begin Material for this task

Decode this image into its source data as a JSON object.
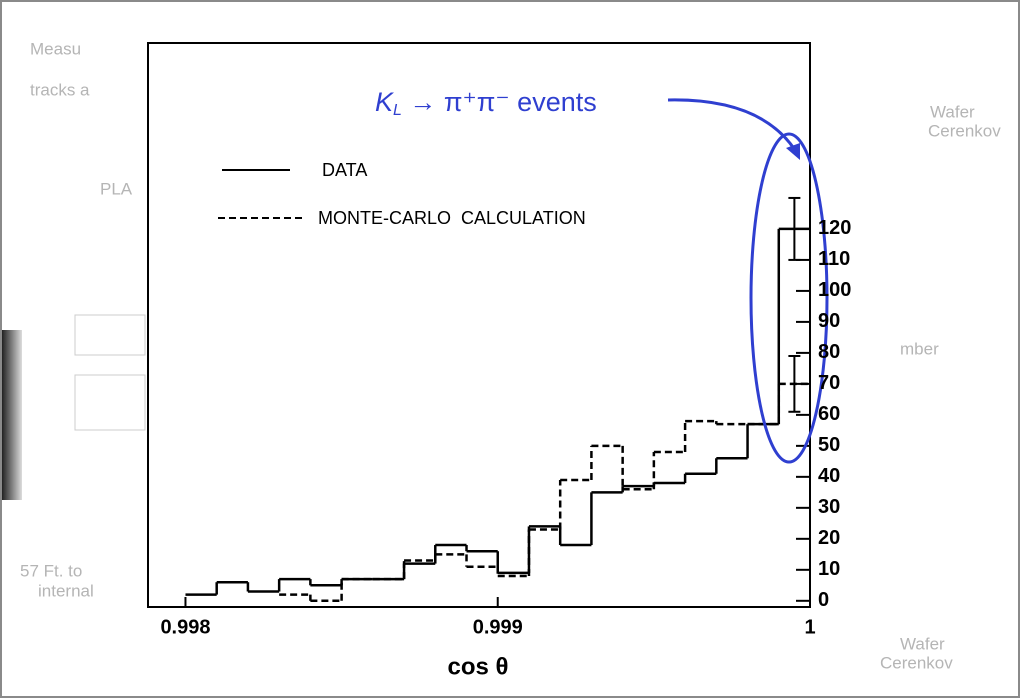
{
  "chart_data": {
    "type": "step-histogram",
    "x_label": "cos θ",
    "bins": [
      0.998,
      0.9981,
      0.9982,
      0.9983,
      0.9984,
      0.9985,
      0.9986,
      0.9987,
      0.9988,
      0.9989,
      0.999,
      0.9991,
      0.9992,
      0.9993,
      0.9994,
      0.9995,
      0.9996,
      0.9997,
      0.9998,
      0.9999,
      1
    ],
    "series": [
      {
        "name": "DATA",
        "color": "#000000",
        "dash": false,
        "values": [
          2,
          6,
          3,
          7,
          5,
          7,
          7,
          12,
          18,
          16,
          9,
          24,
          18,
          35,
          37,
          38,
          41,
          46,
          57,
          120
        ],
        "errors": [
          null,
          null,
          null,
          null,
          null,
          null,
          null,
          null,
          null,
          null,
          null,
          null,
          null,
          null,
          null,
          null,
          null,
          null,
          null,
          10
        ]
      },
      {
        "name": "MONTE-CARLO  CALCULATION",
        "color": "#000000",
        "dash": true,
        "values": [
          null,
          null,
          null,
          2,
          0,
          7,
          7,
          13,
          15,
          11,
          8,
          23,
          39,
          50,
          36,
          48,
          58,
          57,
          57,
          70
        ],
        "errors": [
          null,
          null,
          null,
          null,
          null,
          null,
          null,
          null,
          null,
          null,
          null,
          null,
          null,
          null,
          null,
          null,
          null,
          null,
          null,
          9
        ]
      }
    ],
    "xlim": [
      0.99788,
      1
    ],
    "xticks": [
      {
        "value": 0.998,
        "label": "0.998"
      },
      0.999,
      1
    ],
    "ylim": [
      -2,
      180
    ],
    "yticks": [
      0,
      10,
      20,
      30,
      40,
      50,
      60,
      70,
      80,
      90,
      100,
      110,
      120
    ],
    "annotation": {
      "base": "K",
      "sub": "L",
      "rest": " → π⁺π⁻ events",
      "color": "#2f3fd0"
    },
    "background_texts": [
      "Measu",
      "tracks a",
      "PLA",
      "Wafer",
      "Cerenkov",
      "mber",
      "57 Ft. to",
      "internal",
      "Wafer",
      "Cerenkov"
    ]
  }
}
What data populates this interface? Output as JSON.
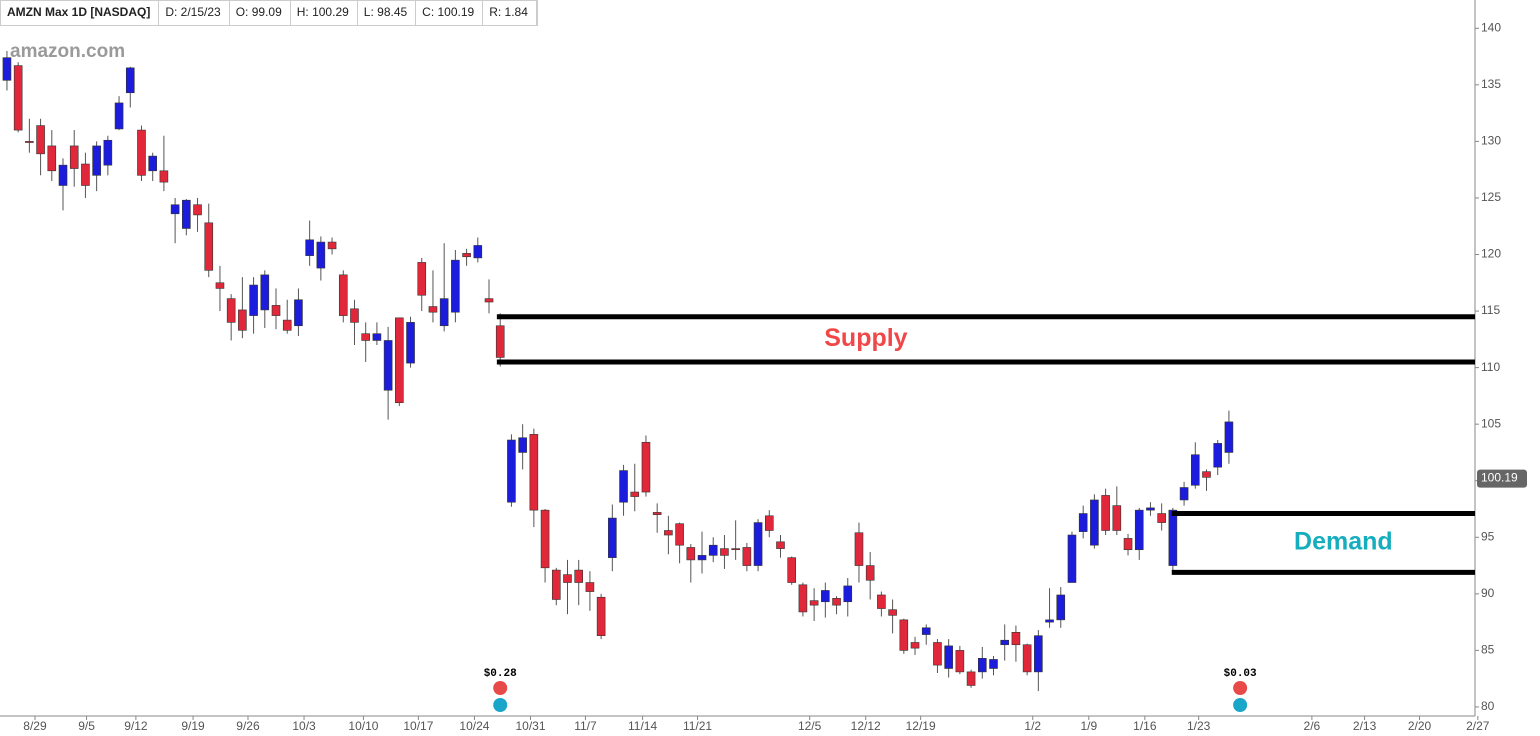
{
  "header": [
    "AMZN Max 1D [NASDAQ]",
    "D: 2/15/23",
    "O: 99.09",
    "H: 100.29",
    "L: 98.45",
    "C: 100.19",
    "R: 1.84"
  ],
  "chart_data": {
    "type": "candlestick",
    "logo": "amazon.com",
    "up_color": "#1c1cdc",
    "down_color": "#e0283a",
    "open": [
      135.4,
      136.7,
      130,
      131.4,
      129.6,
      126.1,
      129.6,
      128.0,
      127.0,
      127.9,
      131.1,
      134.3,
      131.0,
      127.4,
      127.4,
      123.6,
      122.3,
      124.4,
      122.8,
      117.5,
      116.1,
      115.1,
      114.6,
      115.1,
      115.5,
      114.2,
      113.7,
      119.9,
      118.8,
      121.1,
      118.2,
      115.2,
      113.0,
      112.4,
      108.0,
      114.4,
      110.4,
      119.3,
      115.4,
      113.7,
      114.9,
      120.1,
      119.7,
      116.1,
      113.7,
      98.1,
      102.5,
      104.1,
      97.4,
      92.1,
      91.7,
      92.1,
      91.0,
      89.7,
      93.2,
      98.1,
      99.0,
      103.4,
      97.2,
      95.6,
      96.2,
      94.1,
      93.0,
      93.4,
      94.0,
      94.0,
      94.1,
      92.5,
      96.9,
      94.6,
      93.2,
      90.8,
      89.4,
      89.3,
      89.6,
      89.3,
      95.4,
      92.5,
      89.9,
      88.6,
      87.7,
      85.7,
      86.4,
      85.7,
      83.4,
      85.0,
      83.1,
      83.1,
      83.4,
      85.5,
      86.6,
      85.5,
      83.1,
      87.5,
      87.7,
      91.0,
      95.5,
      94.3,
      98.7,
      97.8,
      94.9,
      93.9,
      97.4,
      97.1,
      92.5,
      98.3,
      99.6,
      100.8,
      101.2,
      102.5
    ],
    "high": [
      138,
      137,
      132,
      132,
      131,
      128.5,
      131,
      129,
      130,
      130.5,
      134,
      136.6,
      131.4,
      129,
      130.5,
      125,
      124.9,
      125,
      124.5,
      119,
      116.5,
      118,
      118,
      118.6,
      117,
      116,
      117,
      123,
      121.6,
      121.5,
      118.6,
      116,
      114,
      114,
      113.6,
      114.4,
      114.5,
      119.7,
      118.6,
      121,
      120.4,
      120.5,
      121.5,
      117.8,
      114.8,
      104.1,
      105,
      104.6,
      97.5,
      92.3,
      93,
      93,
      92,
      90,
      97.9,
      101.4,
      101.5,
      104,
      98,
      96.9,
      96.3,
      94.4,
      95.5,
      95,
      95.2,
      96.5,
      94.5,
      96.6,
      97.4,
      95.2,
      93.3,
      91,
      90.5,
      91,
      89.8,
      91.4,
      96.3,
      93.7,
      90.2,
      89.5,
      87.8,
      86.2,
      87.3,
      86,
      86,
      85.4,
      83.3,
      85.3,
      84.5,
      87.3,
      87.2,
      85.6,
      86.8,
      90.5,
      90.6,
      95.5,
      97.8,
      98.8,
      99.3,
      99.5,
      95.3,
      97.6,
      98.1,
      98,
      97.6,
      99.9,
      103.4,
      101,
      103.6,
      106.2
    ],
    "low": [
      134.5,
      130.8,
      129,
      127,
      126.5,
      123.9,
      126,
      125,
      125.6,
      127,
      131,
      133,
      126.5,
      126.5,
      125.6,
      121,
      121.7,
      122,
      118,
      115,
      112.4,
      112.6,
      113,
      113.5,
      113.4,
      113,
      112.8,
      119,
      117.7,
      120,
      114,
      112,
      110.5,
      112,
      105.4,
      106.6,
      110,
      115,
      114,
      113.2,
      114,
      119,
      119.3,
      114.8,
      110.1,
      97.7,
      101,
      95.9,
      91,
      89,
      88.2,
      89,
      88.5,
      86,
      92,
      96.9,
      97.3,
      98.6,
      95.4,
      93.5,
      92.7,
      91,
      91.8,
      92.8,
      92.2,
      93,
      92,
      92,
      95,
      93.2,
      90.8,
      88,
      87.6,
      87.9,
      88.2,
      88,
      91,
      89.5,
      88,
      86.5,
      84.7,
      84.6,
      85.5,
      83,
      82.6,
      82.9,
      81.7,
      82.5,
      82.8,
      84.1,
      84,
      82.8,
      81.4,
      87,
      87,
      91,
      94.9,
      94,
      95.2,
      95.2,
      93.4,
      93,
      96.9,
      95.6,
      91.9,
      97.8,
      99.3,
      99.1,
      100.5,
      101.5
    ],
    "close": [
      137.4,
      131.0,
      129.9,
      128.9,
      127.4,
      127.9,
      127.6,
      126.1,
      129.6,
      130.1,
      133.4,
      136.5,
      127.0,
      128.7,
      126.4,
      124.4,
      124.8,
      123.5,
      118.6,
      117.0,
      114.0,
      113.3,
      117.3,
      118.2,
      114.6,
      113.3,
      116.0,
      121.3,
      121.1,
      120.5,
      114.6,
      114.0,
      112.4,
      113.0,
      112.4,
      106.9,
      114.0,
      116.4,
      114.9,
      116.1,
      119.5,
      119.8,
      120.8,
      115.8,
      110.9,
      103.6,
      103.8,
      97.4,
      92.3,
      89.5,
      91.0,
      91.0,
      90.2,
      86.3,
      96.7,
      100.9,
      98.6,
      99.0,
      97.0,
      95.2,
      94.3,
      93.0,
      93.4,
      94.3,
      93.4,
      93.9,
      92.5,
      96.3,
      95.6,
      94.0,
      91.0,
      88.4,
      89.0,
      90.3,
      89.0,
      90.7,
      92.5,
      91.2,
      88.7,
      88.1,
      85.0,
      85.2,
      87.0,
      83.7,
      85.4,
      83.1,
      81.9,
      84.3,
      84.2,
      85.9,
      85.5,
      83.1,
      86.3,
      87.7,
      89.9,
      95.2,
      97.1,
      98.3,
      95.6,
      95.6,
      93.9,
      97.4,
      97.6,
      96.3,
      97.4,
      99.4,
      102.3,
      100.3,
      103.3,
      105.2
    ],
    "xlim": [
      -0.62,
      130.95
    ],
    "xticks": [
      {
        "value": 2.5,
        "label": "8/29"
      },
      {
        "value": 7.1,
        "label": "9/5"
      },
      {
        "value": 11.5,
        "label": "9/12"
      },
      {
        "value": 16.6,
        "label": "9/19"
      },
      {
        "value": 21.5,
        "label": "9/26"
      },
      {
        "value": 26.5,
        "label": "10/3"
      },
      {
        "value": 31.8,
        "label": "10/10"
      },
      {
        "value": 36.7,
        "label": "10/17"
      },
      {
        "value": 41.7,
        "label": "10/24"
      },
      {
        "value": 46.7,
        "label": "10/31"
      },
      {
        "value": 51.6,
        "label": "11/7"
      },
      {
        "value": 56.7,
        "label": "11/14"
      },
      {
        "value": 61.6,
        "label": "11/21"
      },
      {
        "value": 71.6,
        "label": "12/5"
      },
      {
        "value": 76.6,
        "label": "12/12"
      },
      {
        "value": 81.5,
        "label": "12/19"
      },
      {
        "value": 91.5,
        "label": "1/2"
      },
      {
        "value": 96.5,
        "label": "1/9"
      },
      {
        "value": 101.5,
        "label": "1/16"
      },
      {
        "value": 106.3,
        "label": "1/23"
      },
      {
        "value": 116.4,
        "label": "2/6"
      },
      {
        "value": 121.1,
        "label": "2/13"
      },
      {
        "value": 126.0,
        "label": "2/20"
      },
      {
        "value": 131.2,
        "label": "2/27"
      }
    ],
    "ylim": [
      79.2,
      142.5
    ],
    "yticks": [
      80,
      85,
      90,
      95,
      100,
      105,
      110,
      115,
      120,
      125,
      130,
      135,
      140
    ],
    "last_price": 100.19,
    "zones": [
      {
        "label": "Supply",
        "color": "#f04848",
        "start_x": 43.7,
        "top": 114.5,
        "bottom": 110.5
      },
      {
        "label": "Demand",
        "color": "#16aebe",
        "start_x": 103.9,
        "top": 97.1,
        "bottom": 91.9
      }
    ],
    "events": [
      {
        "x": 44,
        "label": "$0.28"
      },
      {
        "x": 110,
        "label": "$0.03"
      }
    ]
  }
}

end Material for this task
begin Material for this task

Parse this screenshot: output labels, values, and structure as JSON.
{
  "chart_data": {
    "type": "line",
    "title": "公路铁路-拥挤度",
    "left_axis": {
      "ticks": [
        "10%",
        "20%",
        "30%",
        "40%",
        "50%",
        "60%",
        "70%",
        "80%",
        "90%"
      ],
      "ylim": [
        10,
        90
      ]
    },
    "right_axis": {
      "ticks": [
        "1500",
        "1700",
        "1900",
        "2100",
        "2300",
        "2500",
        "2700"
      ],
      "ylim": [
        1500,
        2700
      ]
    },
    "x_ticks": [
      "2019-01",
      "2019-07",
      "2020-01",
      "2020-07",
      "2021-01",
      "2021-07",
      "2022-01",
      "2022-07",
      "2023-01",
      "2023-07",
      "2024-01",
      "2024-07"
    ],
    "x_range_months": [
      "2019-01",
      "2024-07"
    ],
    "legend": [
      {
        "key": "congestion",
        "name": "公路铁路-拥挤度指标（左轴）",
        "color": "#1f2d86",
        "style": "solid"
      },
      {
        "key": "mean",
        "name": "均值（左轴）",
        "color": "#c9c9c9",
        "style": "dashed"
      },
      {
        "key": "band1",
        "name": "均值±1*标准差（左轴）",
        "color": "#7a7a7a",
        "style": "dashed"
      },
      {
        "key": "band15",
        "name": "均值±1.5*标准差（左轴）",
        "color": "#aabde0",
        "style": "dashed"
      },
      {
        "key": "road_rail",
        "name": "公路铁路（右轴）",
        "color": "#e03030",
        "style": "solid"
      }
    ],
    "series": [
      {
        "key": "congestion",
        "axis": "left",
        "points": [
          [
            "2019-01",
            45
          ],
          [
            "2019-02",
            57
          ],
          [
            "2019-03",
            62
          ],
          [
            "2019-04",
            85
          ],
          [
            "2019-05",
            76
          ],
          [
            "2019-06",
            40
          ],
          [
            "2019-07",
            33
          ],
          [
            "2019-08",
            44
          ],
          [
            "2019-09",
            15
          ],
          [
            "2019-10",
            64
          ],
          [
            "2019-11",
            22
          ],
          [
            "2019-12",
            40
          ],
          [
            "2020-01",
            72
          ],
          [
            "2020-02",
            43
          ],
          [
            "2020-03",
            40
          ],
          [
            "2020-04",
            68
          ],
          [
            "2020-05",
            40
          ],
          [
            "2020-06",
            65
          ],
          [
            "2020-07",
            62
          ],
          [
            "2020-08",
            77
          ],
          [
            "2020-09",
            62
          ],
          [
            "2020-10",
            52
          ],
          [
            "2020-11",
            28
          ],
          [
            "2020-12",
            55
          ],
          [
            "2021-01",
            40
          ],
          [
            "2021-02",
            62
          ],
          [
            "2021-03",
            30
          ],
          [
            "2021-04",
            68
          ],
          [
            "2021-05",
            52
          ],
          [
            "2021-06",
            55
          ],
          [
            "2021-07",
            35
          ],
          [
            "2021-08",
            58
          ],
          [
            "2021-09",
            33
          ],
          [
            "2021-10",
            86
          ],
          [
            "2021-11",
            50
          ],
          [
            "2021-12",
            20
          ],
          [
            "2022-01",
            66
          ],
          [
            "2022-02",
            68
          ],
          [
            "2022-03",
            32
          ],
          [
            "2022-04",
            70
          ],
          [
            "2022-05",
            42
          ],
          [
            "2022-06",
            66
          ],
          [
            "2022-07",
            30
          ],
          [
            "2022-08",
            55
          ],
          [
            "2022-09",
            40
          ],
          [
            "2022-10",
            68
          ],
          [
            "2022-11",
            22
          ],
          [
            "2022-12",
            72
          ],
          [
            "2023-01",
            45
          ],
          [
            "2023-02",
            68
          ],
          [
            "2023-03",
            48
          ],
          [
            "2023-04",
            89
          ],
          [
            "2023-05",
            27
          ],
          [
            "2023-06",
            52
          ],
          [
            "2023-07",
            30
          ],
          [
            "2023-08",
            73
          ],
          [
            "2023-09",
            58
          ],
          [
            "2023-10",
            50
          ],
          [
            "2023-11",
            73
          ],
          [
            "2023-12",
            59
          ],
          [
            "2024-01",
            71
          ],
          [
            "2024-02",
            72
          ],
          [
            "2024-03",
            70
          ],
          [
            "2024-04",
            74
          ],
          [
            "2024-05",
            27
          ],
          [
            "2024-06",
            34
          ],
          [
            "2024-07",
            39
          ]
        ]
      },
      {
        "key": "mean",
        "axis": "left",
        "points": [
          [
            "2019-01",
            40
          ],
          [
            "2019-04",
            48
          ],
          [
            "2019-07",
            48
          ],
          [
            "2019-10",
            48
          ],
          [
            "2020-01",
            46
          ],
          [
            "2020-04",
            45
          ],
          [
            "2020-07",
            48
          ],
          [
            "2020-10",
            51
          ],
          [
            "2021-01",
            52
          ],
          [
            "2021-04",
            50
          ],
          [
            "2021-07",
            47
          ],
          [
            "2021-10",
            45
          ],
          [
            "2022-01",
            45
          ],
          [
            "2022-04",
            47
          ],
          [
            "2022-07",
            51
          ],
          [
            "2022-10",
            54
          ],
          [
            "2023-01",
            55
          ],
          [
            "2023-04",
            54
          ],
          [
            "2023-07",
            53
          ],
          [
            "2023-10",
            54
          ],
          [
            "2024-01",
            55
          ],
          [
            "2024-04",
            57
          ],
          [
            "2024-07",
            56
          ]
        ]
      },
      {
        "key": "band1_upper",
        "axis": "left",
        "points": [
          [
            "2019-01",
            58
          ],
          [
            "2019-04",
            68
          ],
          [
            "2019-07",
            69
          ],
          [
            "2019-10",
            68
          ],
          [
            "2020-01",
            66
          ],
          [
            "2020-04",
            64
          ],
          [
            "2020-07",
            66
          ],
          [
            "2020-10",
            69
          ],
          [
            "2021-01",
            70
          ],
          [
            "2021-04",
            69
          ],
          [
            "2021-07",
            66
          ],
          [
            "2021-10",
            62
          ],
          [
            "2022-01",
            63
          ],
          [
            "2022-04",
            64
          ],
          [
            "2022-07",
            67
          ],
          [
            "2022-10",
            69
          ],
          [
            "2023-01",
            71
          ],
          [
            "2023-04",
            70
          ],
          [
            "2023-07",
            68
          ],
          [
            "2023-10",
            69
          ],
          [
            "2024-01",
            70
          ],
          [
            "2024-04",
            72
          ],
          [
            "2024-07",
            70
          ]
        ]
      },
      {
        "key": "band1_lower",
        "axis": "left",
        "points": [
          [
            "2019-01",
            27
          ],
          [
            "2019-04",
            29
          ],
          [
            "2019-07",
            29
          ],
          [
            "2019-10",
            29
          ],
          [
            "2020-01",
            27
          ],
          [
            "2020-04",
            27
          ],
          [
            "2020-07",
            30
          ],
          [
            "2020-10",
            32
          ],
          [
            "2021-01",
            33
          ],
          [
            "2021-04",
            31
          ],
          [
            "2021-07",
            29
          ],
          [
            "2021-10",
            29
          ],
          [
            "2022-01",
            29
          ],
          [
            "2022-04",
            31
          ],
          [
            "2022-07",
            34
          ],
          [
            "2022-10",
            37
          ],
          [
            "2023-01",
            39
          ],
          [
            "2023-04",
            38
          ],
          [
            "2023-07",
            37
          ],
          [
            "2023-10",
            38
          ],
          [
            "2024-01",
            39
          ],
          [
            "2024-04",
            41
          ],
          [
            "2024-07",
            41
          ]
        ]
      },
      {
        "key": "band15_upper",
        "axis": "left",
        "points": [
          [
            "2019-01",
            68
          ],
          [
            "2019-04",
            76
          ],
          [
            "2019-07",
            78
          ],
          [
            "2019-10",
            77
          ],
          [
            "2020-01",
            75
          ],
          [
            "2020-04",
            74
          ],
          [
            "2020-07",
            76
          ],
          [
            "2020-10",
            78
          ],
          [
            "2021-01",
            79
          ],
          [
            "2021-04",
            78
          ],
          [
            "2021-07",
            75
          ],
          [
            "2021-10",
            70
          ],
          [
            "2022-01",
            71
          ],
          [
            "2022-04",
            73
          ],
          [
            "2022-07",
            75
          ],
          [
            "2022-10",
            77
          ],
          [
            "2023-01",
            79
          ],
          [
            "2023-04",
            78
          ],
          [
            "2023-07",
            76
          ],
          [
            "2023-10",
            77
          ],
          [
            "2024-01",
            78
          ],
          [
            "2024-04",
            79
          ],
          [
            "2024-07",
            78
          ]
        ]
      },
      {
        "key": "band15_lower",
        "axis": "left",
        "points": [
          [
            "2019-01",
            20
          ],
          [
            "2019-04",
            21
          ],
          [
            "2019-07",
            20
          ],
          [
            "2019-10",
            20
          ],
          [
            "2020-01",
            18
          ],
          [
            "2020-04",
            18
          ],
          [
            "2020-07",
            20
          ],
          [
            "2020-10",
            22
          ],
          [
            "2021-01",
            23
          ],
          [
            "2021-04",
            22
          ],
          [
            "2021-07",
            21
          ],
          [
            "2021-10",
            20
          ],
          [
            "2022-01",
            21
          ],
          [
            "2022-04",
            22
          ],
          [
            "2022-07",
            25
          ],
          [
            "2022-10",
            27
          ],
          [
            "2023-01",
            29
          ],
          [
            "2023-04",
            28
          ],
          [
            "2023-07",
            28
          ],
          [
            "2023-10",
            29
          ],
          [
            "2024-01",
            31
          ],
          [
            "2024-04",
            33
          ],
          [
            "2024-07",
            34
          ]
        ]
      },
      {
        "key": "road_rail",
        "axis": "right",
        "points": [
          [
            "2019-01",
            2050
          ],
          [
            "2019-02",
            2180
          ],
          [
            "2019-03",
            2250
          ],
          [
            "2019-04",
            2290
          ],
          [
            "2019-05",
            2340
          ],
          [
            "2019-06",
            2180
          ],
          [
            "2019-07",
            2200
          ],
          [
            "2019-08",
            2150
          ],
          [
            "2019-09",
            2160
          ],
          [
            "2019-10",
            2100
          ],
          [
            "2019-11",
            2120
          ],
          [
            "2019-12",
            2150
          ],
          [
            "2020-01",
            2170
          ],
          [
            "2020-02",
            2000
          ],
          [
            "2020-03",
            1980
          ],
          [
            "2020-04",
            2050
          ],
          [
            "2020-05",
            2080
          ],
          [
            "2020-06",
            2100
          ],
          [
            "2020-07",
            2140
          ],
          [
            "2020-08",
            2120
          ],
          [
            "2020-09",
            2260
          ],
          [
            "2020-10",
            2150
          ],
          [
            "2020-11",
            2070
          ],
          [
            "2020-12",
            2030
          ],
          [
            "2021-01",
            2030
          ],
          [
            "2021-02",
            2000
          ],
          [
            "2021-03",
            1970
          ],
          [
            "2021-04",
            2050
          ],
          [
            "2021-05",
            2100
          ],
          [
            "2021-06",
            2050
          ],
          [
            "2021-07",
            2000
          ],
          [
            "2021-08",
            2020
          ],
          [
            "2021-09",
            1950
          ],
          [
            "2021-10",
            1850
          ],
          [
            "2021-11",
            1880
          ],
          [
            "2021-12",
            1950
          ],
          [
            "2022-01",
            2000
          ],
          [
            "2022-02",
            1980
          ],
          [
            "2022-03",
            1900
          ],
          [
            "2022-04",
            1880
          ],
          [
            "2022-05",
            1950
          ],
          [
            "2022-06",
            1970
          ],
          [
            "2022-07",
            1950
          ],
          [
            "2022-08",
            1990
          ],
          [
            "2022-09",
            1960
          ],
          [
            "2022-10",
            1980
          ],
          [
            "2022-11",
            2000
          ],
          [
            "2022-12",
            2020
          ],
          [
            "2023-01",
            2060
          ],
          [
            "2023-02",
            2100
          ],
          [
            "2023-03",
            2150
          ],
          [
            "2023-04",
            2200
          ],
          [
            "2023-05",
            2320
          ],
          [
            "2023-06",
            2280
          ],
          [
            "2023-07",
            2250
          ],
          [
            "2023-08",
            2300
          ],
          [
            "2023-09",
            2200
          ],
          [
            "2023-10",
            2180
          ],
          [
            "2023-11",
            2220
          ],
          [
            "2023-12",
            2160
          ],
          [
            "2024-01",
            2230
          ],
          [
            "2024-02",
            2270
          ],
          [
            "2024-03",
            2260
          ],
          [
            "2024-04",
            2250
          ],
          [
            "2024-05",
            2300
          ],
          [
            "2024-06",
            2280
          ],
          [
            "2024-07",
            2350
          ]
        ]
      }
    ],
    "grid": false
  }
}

end Material for this task

## Objective
In the entries above, find each line with the string "type" and copy it.

## Answer for the task
    "type": "step-histogram",
    "type": "candlestick",
    "type": "line",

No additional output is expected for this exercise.